From Iceland — The Quiet Music Men: Hugar Create Chilled Classics

The Quiet Music Men: Hugar Create Chilled Classics

Published February 9, 2022

The Quiet Music Men: Hugar Create Chilled Classics
John Pearson
Photo by
Anna Maggý

Musical duo Hugar have been a creative partnership for 10 years now, a fact that seems to take the individuals in question—Bergur Þórisson and Pétur Jónsson—by surprise.

“Time flies! I’m quite shocked,” says Pétur, when reminded. “Should we start to plan an anniversary party or something?”

Some artists might have already booked the venue, ordered a three-tiered cake and hit Vínbúðin for a few cases of Moët, but that’s probably not the Hugar style. Like their music, the duo come across as understated and unassuming, an air which belies what they have quietly achieved during that 10 years.

A start in Seltjarnarnes

Bergur and Pétur go back much further than the 10 years of Hugar’s existence. Their musical education started at school in their hometown of Seltjarnarnes, where Bergur took up the trombone and Pétur picked up a guitar. This brought them into contact with renowned musician Helgi Jónsson, who became trombone and guitar teacher to the two of them.

“We didn’t plan to make an album or anything, but it seemed OK so we gave it away for free online.”

Back in 2014, as Hugar started to evolve into a pair of talented multi-instrumentalists, Helgi entrusted them with his studio while he went on holiday. They called their friend Ólafur Arnalds, (who was drumming in hardcore bands at the time), and seized the opportunity to lay down their burgeoning musical ideas. But having eventually recorded enough for an album, the question was: “Erm… now what?”

“We didn’t plan to make an album or anything, but it seemed OK so we gave it away for free online,” says Pétur.

┄┄┄┄┄┄┄┄┄┄

## Problems and tasks
**A)** Name every person mentioned in the article about the duo Hugar.
**B)** In the article about the duo Hugar, rewrite the passage that opens with the words "Published February 9, 2022" and ends with "that 10 years.", putting "modest" in place of "understated".
**C)** According to the article about the duo Hugar, which instrument did Bergur take up at school?

## Material
┄┄┄┄┄┄┄┄┄┄

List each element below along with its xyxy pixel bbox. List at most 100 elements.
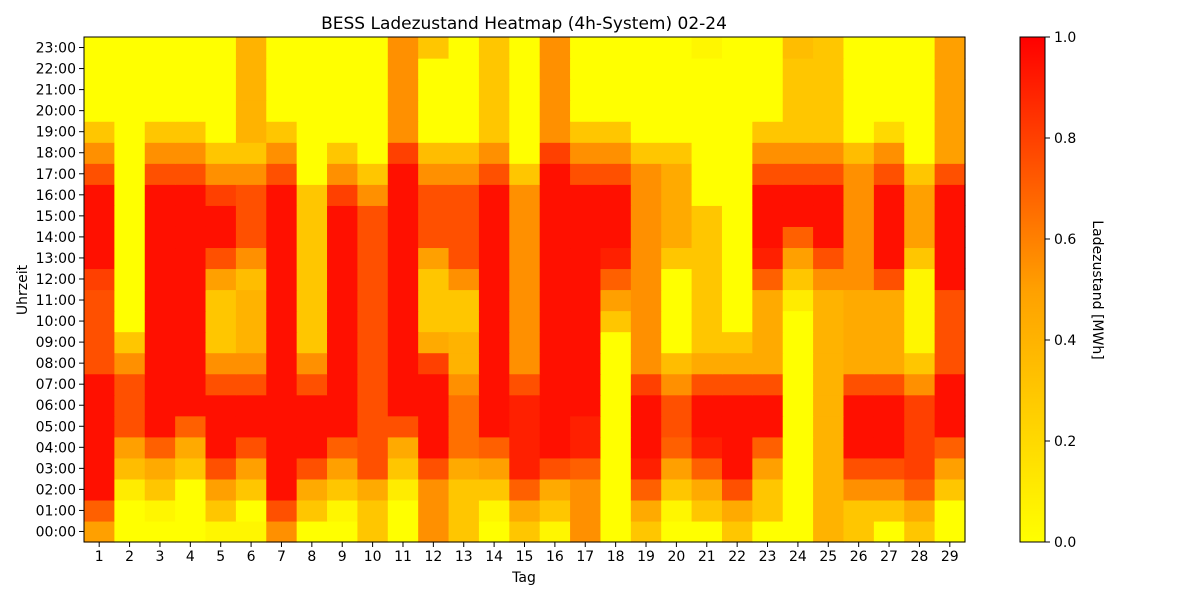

┄┄┄┄┄┄┄┄┄┄

## Responses for each task
**A)** John Pearson, Anna Maggý, Bergur Þórisson, Pétur Jónsson, Helgi Jónsson, Ólafur Arnalds

**B)**
Published February 9, 2022

The Quiet Music Men: Hugar Create Chilled Classics
John Pearson
Photo by
Anna Maggý

Musical duo Hugar have been a creative partnership for 10 years now, a fact that seems to take the individuals in question—Bergur Þórisson and Pétur Jónsson—by surprise.

“Time flies! I’m quite shocked,” says Pétur, when reminded. “Should we start to plan an anniversary party or something?”

Some artists might have already booked the venue, ordered a three-tiered cake and hit Vínbúðin for a few cases of Moët, but that’s probably not the Hugar style. Like their music, the duo come across as modest and unassuming, an air which belies what they have quietly achieved during that 10 years.

**C)** The trombone.